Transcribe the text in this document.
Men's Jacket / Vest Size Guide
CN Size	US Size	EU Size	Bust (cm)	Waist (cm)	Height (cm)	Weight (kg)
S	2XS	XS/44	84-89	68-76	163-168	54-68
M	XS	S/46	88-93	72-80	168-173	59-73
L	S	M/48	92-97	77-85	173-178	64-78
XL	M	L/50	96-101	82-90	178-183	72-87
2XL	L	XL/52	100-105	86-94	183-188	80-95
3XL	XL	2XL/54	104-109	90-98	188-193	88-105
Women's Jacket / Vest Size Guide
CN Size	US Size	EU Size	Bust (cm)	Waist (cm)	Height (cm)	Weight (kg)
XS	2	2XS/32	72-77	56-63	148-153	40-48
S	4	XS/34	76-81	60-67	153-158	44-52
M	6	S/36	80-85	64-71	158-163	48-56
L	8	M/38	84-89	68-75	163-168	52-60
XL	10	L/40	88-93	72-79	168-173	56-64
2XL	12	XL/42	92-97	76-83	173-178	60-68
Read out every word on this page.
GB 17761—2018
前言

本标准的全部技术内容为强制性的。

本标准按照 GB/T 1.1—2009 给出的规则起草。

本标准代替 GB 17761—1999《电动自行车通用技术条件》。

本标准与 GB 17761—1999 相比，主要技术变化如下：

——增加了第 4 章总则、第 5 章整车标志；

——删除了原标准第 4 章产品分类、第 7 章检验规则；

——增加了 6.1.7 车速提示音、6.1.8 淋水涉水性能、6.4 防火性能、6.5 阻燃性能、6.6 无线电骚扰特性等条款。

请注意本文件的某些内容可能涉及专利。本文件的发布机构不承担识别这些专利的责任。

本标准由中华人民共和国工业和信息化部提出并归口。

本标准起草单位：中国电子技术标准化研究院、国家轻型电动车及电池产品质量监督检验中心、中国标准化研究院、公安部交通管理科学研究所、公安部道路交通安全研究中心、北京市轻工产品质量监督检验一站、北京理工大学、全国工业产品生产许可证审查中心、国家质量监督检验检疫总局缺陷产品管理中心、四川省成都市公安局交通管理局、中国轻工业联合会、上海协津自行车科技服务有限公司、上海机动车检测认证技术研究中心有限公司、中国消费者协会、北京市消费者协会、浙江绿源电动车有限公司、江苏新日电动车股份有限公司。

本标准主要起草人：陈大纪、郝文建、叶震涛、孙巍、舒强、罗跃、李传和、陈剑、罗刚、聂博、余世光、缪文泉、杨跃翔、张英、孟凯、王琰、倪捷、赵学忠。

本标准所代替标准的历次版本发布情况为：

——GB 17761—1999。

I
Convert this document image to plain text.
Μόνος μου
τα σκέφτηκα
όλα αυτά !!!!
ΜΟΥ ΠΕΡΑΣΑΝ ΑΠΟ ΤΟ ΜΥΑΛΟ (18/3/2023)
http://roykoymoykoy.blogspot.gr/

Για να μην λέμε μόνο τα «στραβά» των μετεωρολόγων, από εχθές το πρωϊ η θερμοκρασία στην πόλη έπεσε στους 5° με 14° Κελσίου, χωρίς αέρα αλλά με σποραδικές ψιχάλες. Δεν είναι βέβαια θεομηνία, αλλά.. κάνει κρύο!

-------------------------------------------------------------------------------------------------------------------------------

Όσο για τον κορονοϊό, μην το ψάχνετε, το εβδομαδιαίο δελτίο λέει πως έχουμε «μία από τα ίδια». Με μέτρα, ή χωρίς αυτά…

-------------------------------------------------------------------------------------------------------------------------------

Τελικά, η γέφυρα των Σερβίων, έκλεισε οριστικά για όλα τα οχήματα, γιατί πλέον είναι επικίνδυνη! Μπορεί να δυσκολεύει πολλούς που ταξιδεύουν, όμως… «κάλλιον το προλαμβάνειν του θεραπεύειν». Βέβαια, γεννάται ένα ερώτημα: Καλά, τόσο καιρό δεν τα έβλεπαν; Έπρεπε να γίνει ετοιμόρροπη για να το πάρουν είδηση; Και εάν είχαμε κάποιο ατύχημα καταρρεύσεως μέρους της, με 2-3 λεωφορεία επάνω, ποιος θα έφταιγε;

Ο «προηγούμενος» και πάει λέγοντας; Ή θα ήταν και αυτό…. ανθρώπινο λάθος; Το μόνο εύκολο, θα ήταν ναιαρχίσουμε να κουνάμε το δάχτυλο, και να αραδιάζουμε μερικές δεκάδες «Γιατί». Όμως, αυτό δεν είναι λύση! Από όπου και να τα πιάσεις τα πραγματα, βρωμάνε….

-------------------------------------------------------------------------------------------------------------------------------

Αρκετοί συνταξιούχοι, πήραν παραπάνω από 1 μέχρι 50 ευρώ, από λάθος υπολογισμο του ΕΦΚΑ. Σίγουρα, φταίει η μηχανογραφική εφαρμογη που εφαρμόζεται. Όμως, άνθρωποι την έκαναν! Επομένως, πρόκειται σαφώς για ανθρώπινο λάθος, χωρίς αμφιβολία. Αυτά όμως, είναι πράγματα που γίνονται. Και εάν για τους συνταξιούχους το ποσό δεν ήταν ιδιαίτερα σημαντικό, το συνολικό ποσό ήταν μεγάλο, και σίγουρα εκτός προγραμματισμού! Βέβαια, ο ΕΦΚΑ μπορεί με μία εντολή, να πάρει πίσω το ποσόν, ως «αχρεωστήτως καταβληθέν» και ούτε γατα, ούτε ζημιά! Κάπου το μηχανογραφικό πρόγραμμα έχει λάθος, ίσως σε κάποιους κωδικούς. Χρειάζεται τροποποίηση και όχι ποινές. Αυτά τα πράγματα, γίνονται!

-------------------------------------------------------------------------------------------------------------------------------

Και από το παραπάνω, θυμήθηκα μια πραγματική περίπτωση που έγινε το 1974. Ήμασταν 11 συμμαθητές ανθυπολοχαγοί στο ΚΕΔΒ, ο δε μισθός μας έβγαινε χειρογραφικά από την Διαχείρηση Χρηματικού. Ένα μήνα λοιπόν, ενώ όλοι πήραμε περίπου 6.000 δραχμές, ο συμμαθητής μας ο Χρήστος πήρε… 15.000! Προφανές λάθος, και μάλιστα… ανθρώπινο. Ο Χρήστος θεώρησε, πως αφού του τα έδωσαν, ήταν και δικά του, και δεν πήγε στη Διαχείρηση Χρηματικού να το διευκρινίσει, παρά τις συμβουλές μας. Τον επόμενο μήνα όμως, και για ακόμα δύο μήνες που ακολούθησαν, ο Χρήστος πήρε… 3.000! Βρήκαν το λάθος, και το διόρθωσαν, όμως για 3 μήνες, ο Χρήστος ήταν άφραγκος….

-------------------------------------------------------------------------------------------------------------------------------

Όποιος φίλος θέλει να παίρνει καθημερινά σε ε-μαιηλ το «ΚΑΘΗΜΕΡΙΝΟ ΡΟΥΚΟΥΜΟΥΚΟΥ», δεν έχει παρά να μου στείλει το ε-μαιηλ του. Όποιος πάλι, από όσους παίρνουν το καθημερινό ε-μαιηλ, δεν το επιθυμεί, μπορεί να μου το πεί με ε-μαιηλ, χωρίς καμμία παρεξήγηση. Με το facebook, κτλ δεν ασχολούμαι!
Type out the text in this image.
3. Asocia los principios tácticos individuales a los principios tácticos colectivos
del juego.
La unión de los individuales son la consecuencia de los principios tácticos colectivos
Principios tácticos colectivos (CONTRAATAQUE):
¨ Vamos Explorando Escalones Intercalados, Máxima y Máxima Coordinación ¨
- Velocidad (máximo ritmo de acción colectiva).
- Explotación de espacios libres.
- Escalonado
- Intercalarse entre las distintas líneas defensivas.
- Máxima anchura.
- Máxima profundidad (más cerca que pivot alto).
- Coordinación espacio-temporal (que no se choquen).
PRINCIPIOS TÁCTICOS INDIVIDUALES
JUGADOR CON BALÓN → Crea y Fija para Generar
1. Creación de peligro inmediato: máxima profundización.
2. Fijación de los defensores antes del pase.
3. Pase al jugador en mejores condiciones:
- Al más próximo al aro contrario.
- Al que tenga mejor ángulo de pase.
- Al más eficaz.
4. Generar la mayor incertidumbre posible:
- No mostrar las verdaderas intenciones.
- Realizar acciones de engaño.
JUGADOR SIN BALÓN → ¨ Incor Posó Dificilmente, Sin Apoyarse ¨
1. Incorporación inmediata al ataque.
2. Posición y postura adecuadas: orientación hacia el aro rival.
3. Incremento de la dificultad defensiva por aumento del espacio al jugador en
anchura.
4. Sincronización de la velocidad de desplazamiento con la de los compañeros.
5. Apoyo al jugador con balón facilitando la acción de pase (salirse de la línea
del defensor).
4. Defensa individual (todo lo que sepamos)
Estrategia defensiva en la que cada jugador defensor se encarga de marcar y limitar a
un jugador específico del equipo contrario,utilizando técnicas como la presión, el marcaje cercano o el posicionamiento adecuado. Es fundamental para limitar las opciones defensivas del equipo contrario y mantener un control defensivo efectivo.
***
## Set exercise
Within the listing above, copy each line that has the string "είναι".

## Expected output
Για να μην λέμε μόνο τα «στραβά» των μετεωρολόγων, από εχθές το πρωϊ η θερμοκρασία στην πόλη έπεσε στους 5° με 14° Κελσίου, χωρίς αέρα αλλά με σποραδικές ψιχάλες. Δεν είναι βέβαια θεομηνία, αλλά.. κάνει κρύο!
Τελικά, η γέφυρα των Σερβίων, έκλεισε οριστικά για όλα τα οχήματα, γιατί πλέον είναι επικίνδυνη! Μπορεί να δυσκολεύει πολλούς που ταξιδεύουν, όμως… «κάλλιον το προλαμβάνειν του θεραπεύειν». Βέβαια, γεννάται ένα ερώτημα: Καλά, τόσο καιρό δεν τα έβλεπαν; Έπρεπε να γίνει ετοιμόρροπη για να το πάρουν είδηση; Και εάν είχαμε κάποιο ατύχημα καταρρεύσεως μέρους της, με 2-3 λεωφορεία επάνω, ποιος θα έφταιγε;
Ο «προηγούμενος» και πάει λέγοντας; Ή θα ήταν και αυτό…. ανθρώπινο λάθος; Το μόνο εύκολο, θα ήταν ναιαρχίσουμε να κουνάμε το δάχτυλο, και να αραδιάζουμε μερικές δεκάδες «Γιατί». Όμως, αυτό δεν είναι λύση! Από όπου και να τα πιάσεις τα πραγματα, βρωμάνε….
Αρκετοί συνταξιούχοι, πήραν παραπάνω από 1 μέχρι 50 ευρώ, από λάθος υπολογισμο του ΕΦΚΑ. Σίγουρα, φταίει η μηχανογραφική εφαρμογη που εφαρμόζεται. Όμως, άνθρωποι την έκαναν! Επομένως, πρόκειται σαφώς για ανθρώπινο λάθος, χωρίς αμφιβολία. Αυτά όμως, είναι πράγματα που γίνονται. Και εάν για τους συνταξιούχους το ποσό δεν ήταν ιδιαίτερα σημαντικό, το συνολικό ποσό ήταν μεγάλο, και σίγουρα εκτός προγραμματισμού! Βέβαια, ο ΕΦΚΑ μπορεί με μία εντολή, να πάρει πίσω το ποσόν, ως «αχρεωστήτως καταβληθέν» και ούτε γατα, ούτε ζημιά! Κάπου το μηχανογραφικό πρόγραμμα έχει λάθος, ίσως σε κάποιους κωδικούς. Χρειάζεται τροποποίηση και όχι ποινές. Αυτά τα πράγματα, γίνονται!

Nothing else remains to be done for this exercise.